**What to work on:** Search the material for the string "Возраст", then return every line where it is found.

**Dataset items:**

§

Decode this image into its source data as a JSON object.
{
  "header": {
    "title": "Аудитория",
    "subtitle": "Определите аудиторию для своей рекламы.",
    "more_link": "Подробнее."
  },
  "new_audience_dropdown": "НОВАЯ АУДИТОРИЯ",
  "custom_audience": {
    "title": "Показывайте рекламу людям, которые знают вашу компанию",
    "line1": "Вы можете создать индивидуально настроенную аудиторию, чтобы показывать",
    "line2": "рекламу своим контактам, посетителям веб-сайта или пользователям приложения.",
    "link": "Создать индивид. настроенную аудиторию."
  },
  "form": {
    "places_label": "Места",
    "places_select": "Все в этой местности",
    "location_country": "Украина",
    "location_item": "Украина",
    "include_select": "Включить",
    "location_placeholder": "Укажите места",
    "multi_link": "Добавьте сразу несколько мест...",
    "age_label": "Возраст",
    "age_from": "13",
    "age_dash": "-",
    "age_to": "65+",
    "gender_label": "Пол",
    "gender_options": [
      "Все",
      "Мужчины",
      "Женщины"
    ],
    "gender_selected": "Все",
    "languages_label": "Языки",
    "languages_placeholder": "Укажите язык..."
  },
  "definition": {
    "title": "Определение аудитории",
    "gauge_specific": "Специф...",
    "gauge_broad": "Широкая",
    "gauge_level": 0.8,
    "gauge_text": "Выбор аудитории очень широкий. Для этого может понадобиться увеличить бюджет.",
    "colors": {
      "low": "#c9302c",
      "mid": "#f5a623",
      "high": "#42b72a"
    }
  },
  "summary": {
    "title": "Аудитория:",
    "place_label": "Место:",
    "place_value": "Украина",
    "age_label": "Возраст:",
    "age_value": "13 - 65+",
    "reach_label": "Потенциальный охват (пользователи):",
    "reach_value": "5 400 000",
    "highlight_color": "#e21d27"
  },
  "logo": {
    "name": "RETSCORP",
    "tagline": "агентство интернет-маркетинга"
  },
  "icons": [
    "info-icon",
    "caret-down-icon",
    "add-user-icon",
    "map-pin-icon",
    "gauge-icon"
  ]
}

§

**Answer for the task:**
    "age_label": "Возраст",
    "age_label": "Возраст:",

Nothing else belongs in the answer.